### Stated goal:
Retype all of the data. Every line must match exactly.

### Extracted material:

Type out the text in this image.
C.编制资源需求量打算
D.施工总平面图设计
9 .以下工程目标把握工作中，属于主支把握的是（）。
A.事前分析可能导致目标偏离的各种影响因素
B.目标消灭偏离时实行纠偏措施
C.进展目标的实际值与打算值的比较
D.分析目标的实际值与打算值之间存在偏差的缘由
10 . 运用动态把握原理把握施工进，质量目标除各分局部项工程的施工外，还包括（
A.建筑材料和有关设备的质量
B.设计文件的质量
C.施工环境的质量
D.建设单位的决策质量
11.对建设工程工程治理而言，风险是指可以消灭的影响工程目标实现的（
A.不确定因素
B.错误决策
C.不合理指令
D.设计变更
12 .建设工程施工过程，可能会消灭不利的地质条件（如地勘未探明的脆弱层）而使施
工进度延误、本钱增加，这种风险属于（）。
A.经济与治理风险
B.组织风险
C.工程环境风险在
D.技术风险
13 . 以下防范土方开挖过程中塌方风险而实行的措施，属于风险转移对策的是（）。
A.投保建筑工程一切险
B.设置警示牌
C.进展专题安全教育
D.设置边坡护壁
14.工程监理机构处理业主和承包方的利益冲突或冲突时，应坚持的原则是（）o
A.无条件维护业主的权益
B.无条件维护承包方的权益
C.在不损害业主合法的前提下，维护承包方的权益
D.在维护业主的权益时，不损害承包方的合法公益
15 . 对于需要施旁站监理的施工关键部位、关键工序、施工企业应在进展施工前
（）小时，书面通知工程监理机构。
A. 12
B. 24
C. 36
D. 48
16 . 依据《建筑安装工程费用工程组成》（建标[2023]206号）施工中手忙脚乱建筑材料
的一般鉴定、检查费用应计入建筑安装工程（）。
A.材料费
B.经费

### Correct answer:
Type out the text in this image.
C.编制资源需求量打算
D.施工总平面图设计
9 .以下工程目标把握工作中，属于主支把握的是（）。
A.事前分析可能导致目标偏离的各种影响因素
B.目标消灭偏离时实行纠偏措施
C.进展目标的实际值与打算值的比较
D.分析目标的实际值与打算值之间存在偏差的缘由
10 . 运用动态把握原理把握施工进，质量目标除各分局部项工程的施工外，还包括（
A.建筑材料和有关设备的质量
B.设计文件的质量
C.施工环境的质量
D.建设单位的决策质量
11.对建设工程工程治理而言，风险是指可以消灭的影响工程目标实现的（
A.不确定因素
B.错误决策
C.不合理指令
D.设计变更
12 .建设工程施工过程，可能会消灭不利的地质条件（如地勘未探明的脆弱层）而使施
工进度延误、本钱增加，这种风险属于（）。
A.经济与治理风险
B.组织风险
C.工程环境风险在
D.技术风险
13 . 以下防范土方开挖过程中塌方风险而实行的措施，属于风险转移对策的是（）。
A.投保建筑工程一切险
B.设置警示牌
C.进展专题安全教育
D.设置边坡护壁
14.工程监理机构处理业主和承包方的利益冲突或冲突时，应坚持的原则是（）o
A.无条件维护业主的权益
B.无条件维护承包方的权益
C.在不损害业主合法的前提下，维护承包方的权益
D.在维护业主的权益时，不损害承包方的合法公益
15 . 对于需要施旁站监理的施工关键部位、关键工序、施工企业应在进展施工前
（）小时，书面通知工程监理机构。
A. 12
B. 24
C. 36
D. 48
16 . 依据《建筑安装工程费用工程组成》（建标[2023]206号）施工中手忙脚乱建筑材料
的一般鉴定、检查费用应计入建筑安装工程（）。
A.材料费
B.经费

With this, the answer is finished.